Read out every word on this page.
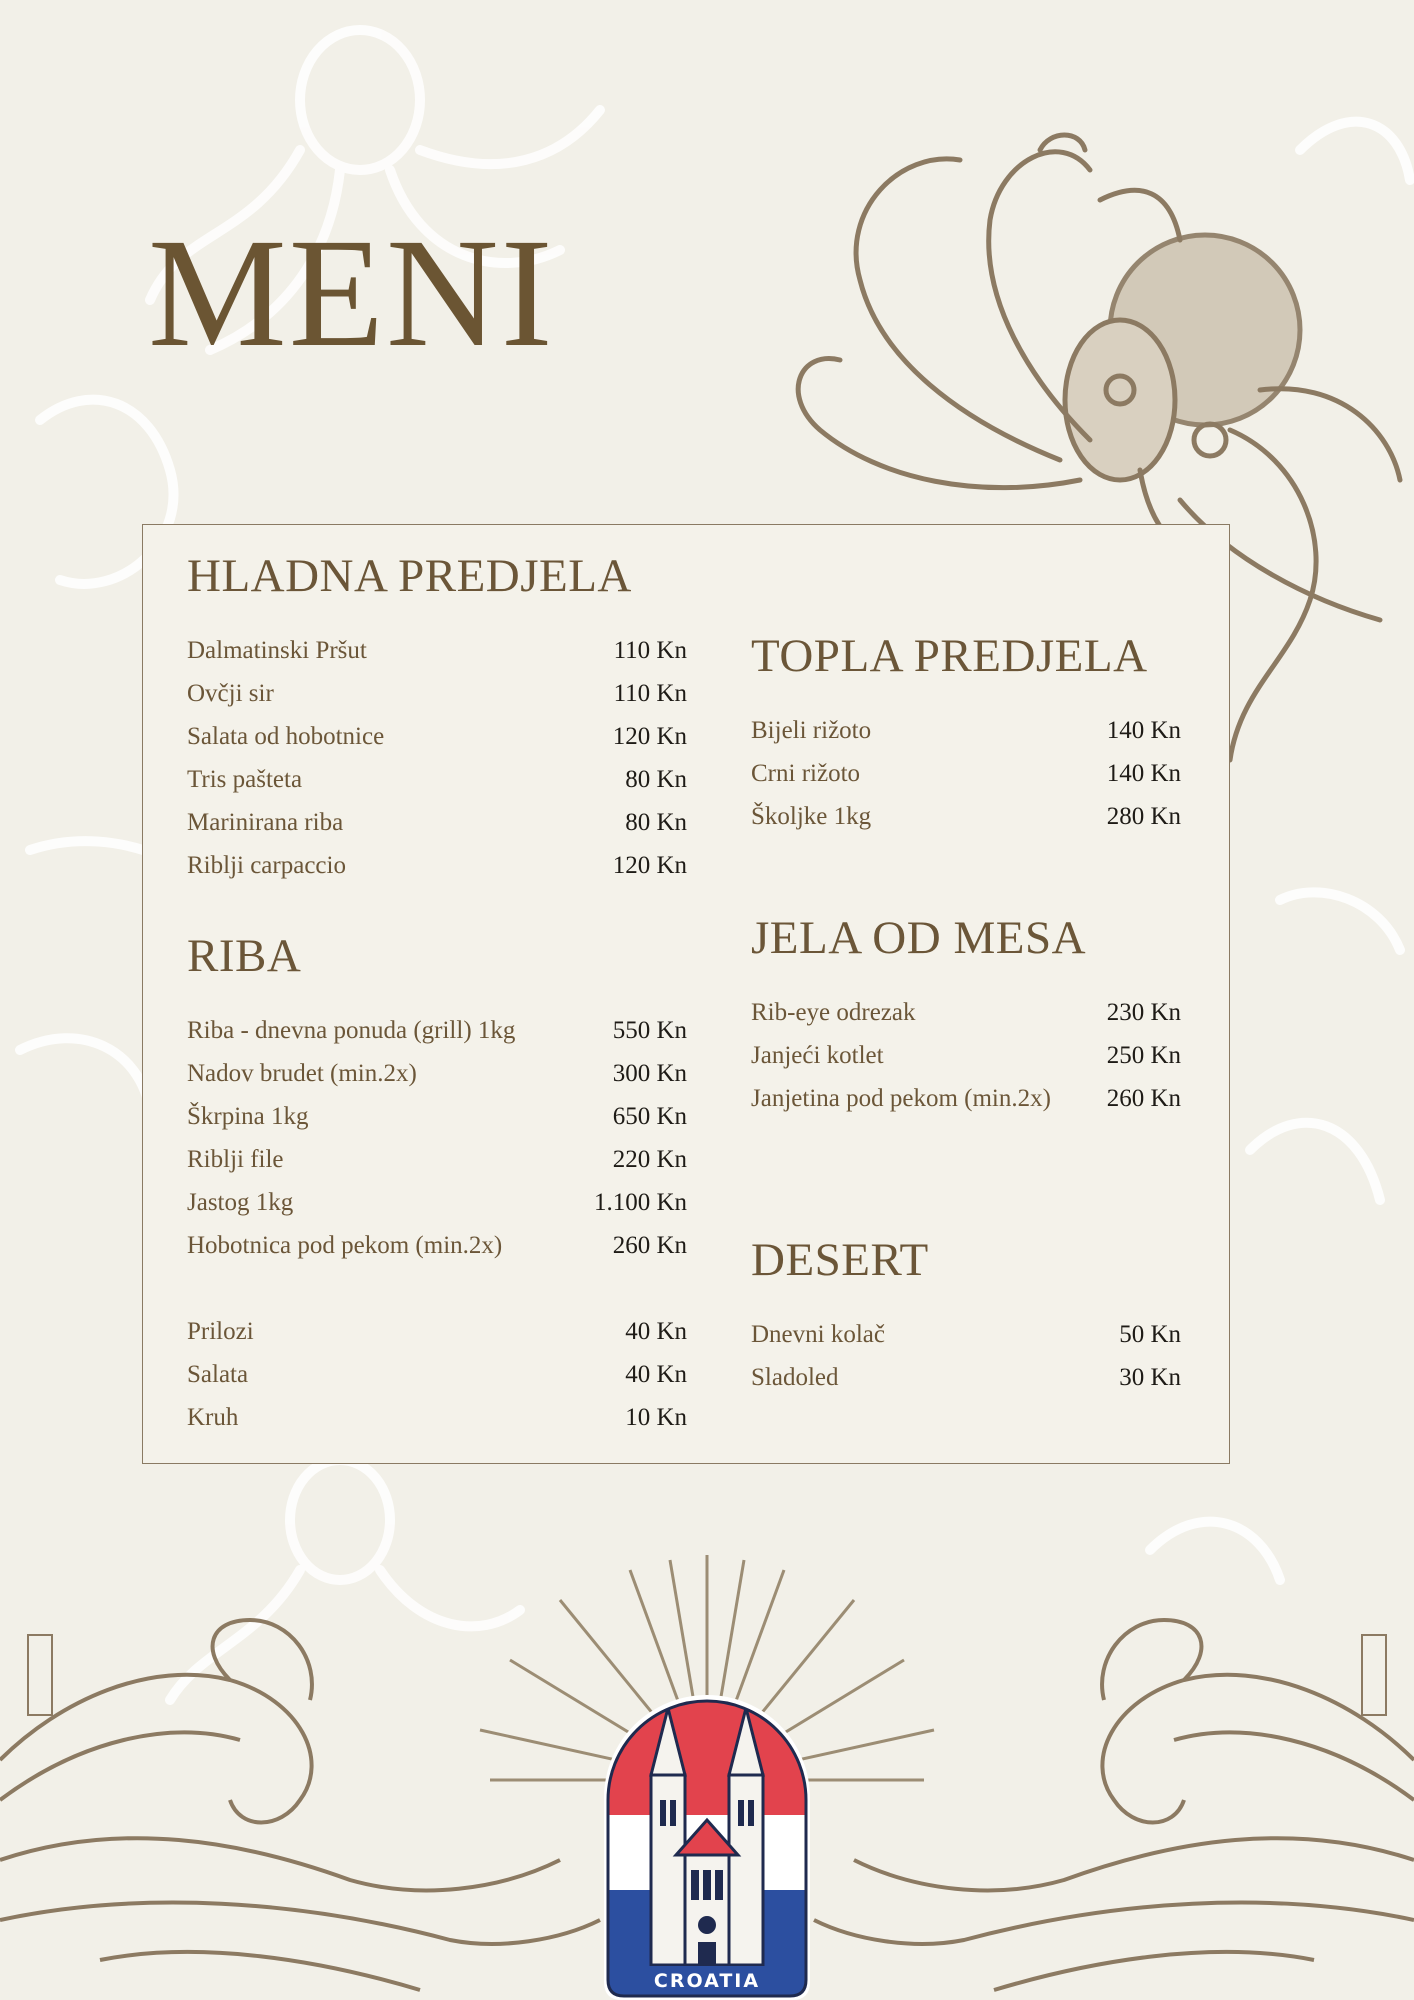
MENI
HLADNA PREDJELA
Dalmatinski Pršut	110 Kn
Ovčji sir	110 Kn
Salata od hobotnice	120 Kn
Tris pašteta	80 Kn
Marinirana riba	80 Kn
Riblji carpaccio	120 Kn
RIBA
Riba - dnevna ponuda (grill) 1kg	550 Kn
Nadov brudet (min.2x)	300 Kn
Škrpina 1kg	650 Kn
Riblji file	220 Kn
Jastog 1kg	1.100 Kn
Hobotnica pod pekom (min.2x)	260 Kn
Prilozi	40 Kn
Salata	40 Kn
Kruh	10 Kn
TOPLA PREDJELA
Bijeli rižoto	140 Kn
Crni rižoto	140 Kn
Školjke 1kg	280 Kn
JELA OD MESA
Rib-eye odrezak	230 Kn
Janjeći kotlet	250 Kn
Janjetina pod pekom (min.2x) 260 Kn
DESERT
Dnevni kolač	50 Kn
Sladoled	30 Kn
CROATIA
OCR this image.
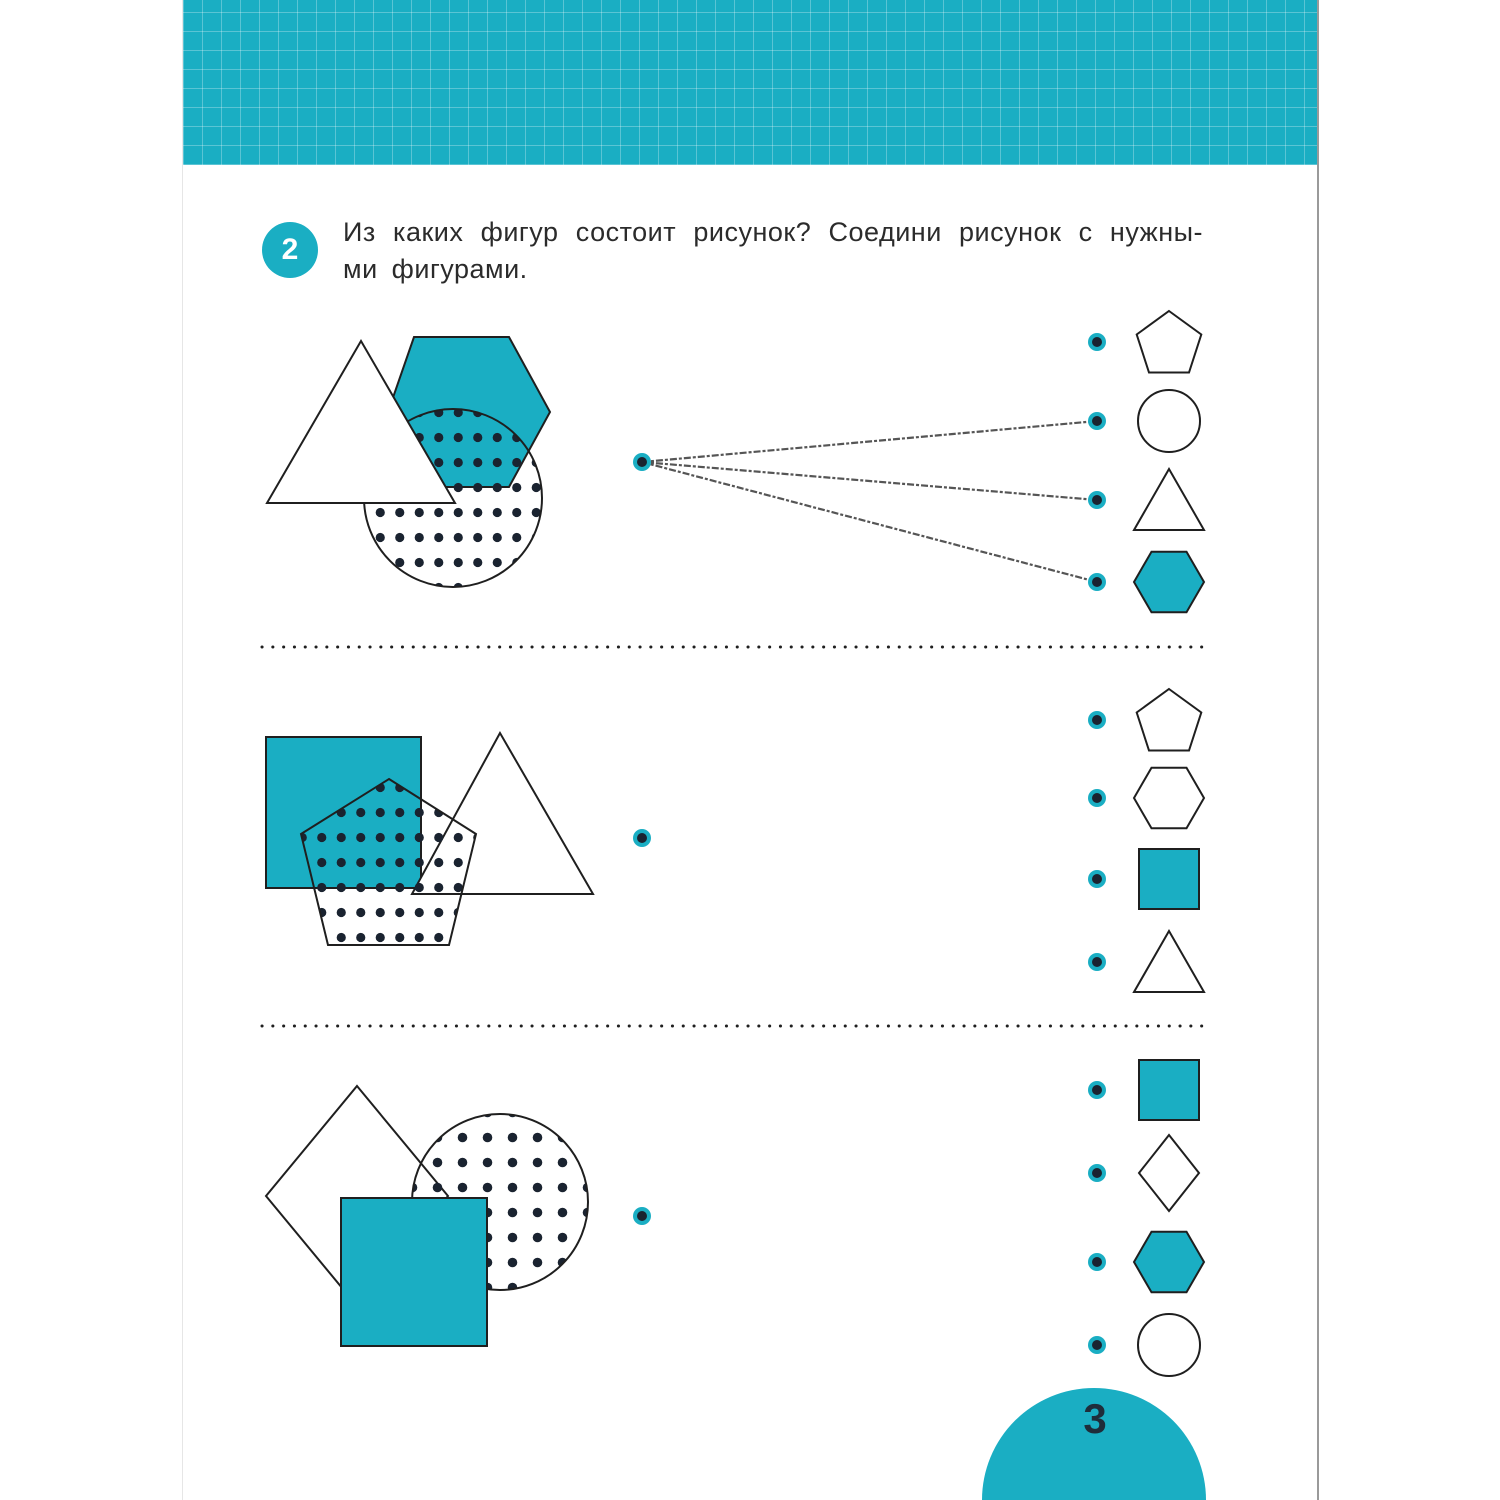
2
Из каких фигур состоит рисунок? Соедини рисунок с нужны-ми фигурами.
3
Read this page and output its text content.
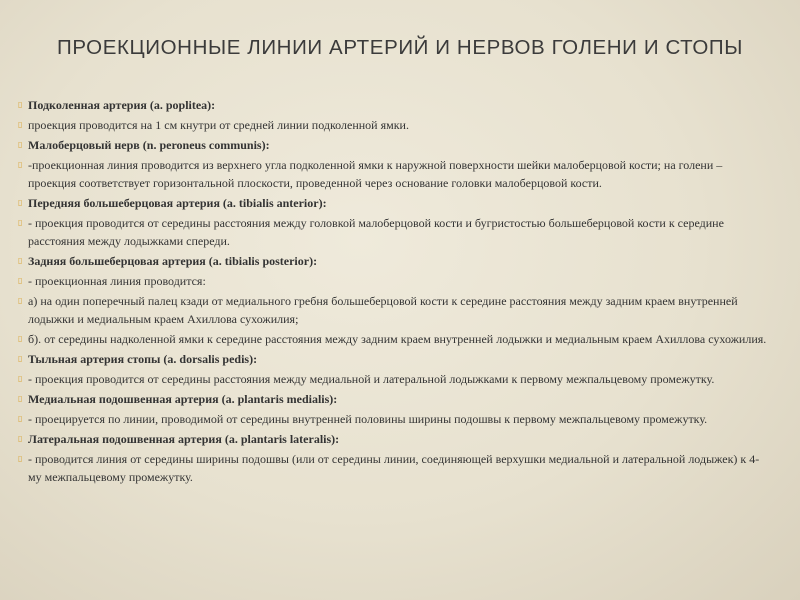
ПРОЕКЦИОННЫЕ ЛИНИИ АРТЕРИЙ И НЕРВОВ ГОЛЕНИ И СТОПЫ
▯ Подколенная артерия (a. poplitea):
▯ проекция проводится на 1 см кнутри от средней линии подколенной ямки.
▯ Малоберцовый нерв (n. peroneus communis):
▯ -проекционная линия проводится из верхнего угла подколенной ямки к наружной поверхности шейки малоберцовой кости; на голени – проекция соответствует горизонтальной плоскости, проведенной через основание головки малоберцовой кости.
▯ Передняя большеберцовая артерия (a. tibialis anterior):
▯ - проекция проводится от середины расстояния между головкой малоберцовой кости и бугристостью большеберцовой кости к середине расстояния между лодыжками спереди.
▯ Задняя большеберцовая артерия (a. tibialis posterior):
▯ - проекционная линия проводится:
▯ а) на один поперечный палец кзади от медиального гребня большеберцовой кости к середине расстояния между задним краем внутренней лодыжки и медиальным краем Ахиллова сухожилия;
▯ б). от середины надколенной ямки к середине расстояния между задним краем внутренней лодыжки и медиальным краем Ахиллова сухожилия.
▯ Тыльная артерия стопы (a. dorsalis pedis):
▯ - проекция проводится от середины расстояния между медиальной и латеральной лодыжками к первому межпальцевому промежутку.
▯ Медиальная подошвенная артерия (a. plantaris medialis):
▯ - проецируется по линии, проводимой от середины внутренней половины ширины подошвы к первому межпальцевому промежутку.
▯ Латеральная подошвенная артерия (a. plantaris lateralis):
▯ - проводится линия от середины ширины подошвы (или от середины линии, соединяющей верхушки медиальной и латеральной лодыжек) к 4-му межпальцевому промежутку.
============================================================
Exercise details
Lines that include the word "середине" are to be extracted from the data above.

Written answer
▯ - проекция проводится от середины расстояния между головкой малоберцовой кости и бугристостью большеберцовой кости к середине расстояния между лодыжками спереди.
▯ а) на один поперечный палец кзади от медиального гребня большеберцовой кости к середине расстояния между задним краем внутренней лодыжки и медиальным краем Ахиллова сухожилия;
▯ б). от середины надколенной ямки к середине расстояния между задним краем внутренней лодыжки и медиальным краем Ахиллова сухожилия.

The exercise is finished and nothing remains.